Return only the count of lines in which the word "категорию" appears.

START Data to use

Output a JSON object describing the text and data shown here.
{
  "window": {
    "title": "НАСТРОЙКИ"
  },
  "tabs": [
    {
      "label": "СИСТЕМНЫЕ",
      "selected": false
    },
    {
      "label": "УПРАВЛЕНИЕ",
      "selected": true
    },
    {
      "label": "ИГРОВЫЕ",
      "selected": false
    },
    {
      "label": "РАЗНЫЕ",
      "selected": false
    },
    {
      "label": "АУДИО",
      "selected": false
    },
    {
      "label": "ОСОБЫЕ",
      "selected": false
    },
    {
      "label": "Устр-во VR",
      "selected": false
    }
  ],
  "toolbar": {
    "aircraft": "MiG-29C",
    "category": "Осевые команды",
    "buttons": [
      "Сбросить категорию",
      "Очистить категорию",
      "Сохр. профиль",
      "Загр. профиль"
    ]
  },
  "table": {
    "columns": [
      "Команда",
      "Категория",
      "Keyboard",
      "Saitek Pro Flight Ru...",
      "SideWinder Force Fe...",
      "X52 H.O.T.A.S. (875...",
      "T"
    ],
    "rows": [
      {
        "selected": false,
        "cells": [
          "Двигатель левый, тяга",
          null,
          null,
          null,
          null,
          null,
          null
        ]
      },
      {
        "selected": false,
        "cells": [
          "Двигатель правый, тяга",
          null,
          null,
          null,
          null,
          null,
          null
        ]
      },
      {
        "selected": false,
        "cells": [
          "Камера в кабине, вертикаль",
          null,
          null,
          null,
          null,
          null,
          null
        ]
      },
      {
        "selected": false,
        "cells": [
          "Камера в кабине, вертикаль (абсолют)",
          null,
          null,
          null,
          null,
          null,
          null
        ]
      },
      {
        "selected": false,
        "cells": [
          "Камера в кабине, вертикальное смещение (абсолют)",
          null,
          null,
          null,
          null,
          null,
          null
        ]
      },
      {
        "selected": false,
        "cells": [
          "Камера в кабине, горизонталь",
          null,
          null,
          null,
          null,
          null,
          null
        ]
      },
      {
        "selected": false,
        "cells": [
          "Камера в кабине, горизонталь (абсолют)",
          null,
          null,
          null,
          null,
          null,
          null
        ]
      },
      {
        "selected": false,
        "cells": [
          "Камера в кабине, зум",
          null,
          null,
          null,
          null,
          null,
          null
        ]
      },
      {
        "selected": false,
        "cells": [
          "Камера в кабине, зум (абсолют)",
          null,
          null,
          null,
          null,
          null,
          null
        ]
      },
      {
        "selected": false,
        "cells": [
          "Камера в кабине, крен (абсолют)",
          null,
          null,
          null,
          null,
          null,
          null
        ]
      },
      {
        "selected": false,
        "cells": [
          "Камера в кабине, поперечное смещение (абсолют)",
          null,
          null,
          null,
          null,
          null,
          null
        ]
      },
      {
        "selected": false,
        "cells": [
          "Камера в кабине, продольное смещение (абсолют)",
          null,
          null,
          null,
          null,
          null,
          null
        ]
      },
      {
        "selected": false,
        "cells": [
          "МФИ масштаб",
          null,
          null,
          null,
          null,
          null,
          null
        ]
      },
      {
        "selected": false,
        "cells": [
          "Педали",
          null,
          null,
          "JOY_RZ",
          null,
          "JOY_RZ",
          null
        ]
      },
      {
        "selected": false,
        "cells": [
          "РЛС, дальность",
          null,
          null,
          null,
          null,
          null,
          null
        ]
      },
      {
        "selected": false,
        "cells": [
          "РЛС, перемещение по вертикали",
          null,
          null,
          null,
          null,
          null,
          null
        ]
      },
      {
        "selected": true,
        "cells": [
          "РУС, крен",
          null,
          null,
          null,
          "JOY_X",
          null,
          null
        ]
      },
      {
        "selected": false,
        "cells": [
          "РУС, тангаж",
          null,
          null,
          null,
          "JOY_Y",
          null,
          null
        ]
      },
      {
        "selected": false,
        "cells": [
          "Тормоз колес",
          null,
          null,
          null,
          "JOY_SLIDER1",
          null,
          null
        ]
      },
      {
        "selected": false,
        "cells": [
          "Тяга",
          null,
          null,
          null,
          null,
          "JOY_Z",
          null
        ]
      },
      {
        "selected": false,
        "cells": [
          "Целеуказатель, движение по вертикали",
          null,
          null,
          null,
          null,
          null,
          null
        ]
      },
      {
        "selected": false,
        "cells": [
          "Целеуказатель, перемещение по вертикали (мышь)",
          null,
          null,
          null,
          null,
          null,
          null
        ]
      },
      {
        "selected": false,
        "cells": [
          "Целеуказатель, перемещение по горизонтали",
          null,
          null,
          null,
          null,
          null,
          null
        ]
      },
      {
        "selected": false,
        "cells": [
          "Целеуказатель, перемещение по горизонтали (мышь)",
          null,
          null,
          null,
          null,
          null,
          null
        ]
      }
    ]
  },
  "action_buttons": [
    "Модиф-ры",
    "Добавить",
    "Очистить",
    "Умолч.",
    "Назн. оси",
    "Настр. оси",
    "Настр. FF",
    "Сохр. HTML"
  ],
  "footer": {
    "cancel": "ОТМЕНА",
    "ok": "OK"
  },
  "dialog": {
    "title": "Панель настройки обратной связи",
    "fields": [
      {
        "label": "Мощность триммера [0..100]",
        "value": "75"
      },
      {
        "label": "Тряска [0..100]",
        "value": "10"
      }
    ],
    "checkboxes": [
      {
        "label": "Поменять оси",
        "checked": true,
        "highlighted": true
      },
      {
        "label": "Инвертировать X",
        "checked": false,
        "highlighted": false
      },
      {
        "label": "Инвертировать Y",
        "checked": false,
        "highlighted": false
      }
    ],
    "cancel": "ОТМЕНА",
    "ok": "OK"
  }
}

END Data to use

Solution for this problem |
2